TASK DESCRIPTION: Continue the blog post about returning to writing after a difficult stretch of months, starting right after its final sentence.

SOURCE DOCUMENT:
———

Long Overdue Grist For The Mill
So. Hi and hello. It has been… <checks watch> well, it’s been a minute.
The last months have been eventful. To be honest, I don’t know what I’ve even updated on the site in the last while. I’ve been an editor at Screen Rant (working in game features) for a year and change now, which has been a lovely but often stressful experience. My mother passed away suddenly from cancer earlier in the year, and aside from the crushing grief, there’s been her estate to deal with, a thousand receipts and papers and certificates for a thousand things big and small. On top of this, I’ve had an increasingly difficult time with several different medical issues of my own which have led to frequent sleeplessness and side effects from medications.
Now here we are in September, much farther away from things, and I feel like I’ve finally started to get my head on straight. The last month or so has seen a flurry of writing, from extensive work on my current novel (which I hope to a complete draft of by the end of the year) to a number of short stories old and new. It’s been too long with too much of my life in upheaval, and I’m very much looking forward to getting back into a rhythm and focusing on my writing again.

———

SOURCE DATA:
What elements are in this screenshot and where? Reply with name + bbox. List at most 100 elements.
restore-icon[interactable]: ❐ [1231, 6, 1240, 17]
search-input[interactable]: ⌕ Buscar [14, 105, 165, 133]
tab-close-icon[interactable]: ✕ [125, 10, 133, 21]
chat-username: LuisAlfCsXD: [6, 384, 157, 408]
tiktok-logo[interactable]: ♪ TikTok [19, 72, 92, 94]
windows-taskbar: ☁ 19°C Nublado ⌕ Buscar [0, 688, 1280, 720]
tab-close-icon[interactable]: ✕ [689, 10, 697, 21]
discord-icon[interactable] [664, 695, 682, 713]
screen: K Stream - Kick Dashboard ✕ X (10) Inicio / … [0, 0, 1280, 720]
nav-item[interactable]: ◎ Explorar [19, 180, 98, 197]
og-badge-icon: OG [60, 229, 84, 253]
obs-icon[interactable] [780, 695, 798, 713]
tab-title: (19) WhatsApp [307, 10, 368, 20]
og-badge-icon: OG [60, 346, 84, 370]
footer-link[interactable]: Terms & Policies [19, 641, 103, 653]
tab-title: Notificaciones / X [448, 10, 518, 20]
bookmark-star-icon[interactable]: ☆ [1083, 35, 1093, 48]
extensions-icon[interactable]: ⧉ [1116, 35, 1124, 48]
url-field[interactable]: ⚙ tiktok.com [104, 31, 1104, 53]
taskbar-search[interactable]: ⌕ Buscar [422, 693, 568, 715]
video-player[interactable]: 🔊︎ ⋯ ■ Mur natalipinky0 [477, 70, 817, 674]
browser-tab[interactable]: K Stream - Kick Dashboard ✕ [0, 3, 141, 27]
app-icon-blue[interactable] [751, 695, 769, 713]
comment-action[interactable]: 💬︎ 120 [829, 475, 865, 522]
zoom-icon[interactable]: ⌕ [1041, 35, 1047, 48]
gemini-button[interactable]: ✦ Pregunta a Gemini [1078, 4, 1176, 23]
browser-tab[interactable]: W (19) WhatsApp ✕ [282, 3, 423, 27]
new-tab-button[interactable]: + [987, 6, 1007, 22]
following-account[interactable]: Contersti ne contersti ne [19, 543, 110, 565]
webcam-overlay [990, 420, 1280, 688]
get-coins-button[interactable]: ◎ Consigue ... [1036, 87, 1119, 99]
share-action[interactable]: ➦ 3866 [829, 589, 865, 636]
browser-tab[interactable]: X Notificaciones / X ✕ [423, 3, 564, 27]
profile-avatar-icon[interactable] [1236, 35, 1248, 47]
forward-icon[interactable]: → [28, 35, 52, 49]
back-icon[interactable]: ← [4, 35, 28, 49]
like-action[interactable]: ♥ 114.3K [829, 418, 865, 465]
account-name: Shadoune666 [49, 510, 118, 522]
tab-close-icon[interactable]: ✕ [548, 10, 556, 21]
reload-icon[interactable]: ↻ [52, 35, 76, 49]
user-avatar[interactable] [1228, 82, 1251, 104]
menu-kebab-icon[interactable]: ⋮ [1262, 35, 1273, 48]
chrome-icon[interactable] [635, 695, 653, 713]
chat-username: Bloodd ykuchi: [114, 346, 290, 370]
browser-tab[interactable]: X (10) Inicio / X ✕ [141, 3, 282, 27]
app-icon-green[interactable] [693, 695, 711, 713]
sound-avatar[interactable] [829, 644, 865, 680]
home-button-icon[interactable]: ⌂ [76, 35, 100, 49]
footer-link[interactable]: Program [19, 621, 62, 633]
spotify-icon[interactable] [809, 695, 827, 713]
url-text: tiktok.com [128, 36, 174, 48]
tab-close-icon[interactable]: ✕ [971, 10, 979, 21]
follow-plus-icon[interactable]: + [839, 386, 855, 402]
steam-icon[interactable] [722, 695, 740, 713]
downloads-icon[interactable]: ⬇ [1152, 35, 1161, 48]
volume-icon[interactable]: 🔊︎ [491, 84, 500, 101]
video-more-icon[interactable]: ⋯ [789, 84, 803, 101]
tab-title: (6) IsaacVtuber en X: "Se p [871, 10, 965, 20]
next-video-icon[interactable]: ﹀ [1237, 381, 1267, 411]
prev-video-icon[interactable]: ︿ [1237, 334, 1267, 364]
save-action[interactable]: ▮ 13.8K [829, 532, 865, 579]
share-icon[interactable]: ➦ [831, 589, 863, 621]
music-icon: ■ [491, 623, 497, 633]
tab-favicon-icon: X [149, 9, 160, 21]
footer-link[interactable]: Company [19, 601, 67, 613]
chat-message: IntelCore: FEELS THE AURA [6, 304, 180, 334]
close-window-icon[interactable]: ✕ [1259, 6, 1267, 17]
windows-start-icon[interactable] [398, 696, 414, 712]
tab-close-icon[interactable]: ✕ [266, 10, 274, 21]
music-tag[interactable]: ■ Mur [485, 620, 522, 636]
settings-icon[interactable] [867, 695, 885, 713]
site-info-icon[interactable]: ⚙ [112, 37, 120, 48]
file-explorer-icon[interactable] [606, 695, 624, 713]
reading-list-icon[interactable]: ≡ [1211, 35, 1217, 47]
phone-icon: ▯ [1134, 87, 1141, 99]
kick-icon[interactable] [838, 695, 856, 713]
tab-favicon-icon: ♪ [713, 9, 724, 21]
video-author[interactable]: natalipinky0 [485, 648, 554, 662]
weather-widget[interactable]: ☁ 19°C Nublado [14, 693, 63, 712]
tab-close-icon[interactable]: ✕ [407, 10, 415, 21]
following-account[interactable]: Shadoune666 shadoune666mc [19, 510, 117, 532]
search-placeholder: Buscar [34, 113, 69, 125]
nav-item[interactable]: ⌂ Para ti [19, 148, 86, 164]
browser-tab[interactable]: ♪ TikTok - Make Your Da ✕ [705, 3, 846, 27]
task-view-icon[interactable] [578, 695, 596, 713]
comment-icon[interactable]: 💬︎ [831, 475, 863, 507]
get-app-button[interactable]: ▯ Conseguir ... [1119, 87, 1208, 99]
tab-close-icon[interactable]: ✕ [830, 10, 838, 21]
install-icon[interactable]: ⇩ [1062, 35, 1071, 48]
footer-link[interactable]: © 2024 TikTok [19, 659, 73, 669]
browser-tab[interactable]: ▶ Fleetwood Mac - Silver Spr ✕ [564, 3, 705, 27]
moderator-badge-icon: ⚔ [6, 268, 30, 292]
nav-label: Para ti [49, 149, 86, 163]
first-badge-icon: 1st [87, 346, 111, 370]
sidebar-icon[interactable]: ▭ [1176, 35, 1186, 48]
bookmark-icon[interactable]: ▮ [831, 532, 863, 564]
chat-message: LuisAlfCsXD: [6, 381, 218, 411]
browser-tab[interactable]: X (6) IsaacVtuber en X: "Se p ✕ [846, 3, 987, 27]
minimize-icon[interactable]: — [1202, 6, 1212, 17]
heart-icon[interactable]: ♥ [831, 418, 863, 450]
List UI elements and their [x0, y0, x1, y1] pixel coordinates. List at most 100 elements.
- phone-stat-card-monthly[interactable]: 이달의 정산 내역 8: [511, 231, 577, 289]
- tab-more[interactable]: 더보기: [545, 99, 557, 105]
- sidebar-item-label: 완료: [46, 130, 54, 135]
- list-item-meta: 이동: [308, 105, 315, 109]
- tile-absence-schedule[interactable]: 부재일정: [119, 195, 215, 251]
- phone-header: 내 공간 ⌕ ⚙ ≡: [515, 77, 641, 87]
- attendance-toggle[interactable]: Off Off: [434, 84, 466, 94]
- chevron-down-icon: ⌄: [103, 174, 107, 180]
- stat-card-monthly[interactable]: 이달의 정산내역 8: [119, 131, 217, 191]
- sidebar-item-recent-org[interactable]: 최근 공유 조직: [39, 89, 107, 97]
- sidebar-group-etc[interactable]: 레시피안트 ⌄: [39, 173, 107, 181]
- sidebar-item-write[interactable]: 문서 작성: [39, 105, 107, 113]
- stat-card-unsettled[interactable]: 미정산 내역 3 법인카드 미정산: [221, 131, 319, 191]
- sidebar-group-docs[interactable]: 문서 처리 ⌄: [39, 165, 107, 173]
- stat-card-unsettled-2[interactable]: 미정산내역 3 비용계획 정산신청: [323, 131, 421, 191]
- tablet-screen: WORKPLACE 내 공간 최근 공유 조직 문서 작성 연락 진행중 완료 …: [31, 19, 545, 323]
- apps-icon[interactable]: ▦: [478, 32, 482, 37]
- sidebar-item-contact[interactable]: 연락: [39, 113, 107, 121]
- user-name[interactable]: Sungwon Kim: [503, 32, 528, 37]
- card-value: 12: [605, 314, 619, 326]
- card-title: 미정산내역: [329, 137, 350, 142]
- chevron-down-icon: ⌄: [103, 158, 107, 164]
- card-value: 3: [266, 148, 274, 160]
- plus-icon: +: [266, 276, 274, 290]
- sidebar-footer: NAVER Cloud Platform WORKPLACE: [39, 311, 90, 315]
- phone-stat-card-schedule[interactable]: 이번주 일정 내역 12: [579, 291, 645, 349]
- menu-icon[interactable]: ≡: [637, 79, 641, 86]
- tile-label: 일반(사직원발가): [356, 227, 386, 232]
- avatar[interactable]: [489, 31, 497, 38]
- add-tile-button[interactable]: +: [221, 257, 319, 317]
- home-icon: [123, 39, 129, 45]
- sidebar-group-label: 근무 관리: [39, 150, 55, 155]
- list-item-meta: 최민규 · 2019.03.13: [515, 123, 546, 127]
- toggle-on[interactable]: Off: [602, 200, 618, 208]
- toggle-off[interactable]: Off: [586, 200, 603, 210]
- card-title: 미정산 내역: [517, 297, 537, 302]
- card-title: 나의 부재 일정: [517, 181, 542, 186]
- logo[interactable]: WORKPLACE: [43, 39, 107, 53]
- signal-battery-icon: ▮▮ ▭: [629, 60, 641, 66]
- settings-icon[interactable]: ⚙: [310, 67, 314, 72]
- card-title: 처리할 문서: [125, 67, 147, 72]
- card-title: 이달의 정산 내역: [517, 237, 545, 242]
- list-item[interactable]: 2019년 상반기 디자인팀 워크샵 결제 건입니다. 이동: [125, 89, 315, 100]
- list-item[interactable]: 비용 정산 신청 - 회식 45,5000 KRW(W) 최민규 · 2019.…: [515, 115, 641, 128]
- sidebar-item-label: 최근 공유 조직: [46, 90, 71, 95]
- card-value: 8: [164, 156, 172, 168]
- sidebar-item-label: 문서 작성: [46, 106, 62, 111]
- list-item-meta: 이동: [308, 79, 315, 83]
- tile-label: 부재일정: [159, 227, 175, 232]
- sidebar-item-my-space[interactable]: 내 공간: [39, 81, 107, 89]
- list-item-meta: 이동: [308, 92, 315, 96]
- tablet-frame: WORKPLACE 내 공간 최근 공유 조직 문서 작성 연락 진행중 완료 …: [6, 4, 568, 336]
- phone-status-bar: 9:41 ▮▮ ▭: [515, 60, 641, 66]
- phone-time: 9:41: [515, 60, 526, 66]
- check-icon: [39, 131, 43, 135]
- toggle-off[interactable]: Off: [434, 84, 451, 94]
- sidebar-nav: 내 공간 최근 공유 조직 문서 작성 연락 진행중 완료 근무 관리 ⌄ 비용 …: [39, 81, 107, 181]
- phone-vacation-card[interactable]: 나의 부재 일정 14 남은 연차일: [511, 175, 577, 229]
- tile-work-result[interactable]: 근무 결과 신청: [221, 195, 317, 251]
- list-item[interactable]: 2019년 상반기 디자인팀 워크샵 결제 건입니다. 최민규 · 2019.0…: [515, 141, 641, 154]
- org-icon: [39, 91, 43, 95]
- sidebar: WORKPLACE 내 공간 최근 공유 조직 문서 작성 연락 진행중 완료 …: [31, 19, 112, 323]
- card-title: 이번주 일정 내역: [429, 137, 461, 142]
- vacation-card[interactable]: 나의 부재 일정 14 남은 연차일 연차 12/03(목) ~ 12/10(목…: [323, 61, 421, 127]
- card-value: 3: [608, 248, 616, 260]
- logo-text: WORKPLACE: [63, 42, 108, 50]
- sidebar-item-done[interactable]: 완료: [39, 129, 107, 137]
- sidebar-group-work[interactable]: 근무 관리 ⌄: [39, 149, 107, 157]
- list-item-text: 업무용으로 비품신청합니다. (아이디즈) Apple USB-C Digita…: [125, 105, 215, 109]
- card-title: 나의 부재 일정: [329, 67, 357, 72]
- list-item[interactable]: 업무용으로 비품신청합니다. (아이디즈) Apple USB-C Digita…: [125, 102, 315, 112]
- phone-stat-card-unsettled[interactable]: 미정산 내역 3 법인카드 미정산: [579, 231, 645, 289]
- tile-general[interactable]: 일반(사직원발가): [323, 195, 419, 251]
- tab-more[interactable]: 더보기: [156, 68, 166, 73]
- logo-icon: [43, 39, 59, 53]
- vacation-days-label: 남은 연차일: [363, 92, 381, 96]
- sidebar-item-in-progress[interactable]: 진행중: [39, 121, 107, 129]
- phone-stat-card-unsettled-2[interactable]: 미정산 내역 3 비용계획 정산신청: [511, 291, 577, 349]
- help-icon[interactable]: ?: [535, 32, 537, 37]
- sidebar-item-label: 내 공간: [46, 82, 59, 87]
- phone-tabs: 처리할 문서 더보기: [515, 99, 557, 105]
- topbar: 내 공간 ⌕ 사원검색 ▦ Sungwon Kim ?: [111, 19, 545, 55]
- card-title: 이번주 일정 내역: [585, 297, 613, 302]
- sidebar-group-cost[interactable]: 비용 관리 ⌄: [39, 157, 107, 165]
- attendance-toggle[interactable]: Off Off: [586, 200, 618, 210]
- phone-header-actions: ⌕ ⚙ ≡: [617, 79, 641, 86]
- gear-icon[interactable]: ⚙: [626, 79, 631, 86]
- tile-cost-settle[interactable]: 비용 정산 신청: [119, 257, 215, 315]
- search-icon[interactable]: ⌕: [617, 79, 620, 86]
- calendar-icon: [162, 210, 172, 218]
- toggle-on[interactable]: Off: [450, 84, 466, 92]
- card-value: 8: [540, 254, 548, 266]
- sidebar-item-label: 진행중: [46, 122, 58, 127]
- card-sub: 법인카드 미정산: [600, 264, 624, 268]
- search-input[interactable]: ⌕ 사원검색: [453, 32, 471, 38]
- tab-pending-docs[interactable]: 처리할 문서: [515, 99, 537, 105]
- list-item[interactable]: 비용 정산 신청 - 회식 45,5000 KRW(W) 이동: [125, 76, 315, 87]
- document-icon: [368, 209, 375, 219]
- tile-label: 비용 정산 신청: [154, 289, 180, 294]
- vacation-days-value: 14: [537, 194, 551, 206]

———

RESULT OF THIS TASK:
To that end, I’ve tried to do a little house cleaning around my socials and Bookruptcy, I’m lining up a number of submissions to journals and—fingers crossed—some killer anthologies, and I realized that I hadn’t made an update in quite a while, not even to point out a few my of most recent publications.
So: here are two pieces of flash published by Coffin Bell (a fantastic publication you should check out generally). I closed out 2021 in an appearance in Coffin Bell vol. 4 issue 4 with “Adopt Now“, and I opened 2022 in Coffin Bell vol. 5 issue 1 with “Observance“. It was really gratifying to have both pieces selected in a single submission (“Observance” was submitted at the same time and held for the following issue), as I really like both of these stories. I had rather complicated feelings about “Adopt Now” and was worried about what people would think and how they would respond, especially women, and if it would come across as a statement other than what I intended, so I have to thank my wife, Ashley Baer, for reading it and assuring me that I should send it out, and to Tamara Burross Grisanti for believing it worthy of publication.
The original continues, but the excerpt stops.